*Short problem*
Pick out the lines containing "activităţi".

[Extracted data entries]
☆ ☆ ☆ ☆
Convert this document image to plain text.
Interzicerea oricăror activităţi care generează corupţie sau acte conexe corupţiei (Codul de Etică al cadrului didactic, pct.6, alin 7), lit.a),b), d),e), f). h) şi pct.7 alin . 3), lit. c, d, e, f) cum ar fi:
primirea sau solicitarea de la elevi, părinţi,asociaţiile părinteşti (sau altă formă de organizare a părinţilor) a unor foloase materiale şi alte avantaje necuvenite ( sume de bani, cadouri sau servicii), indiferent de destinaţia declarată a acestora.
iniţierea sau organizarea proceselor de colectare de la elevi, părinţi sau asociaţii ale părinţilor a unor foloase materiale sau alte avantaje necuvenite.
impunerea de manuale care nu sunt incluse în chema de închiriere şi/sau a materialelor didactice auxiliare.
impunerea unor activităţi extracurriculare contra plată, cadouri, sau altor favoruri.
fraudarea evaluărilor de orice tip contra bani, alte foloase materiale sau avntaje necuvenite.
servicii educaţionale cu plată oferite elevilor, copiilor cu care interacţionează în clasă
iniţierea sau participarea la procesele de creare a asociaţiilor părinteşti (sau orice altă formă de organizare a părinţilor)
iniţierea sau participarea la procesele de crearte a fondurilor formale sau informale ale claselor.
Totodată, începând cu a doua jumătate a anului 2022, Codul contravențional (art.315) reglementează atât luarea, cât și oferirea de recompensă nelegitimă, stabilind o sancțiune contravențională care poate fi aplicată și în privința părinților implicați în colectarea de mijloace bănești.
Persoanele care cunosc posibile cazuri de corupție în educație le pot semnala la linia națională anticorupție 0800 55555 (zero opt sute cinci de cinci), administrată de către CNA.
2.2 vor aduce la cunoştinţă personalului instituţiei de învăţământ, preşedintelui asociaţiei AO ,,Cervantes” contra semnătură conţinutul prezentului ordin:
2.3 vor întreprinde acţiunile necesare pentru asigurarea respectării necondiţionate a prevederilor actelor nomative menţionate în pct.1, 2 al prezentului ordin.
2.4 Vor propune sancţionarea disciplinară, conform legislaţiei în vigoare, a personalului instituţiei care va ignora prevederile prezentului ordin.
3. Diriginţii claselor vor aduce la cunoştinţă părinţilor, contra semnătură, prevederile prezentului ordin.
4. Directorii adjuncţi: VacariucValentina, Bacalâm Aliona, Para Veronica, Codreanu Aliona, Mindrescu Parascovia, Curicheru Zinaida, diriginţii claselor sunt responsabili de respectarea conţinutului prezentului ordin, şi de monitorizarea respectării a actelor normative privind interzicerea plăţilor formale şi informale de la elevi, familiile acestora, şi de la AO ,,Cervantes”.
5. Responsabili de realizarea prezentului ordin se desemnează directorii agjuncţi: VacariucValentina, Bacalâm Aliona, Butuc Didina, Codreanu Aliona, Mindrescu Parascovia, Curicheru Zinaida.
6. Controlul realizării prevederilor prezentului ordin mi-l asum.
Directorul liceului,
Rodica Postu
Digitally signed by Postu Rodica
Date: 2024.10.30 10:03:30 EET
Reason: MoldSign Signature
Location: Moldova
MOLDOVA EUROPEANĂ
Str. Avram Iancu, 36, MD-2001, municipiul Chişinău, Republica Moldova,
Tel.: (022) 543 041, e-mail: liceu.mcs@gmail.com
☆ ☆ ☆ ☆
*Written solution*
Interzicerea oricăror activităţi care generează corupţie sau acte conexe corupţiei (Codul de Etică al cadrului didactic, pct.6, alin 7), lit.a),b), d),e), f). h) şi pct.7 alin . 3), lit. c, d, e, f) cum ar fi:
impunerea unor activităţi extracurriculare contra plată, cadouri, sau altor favoruri.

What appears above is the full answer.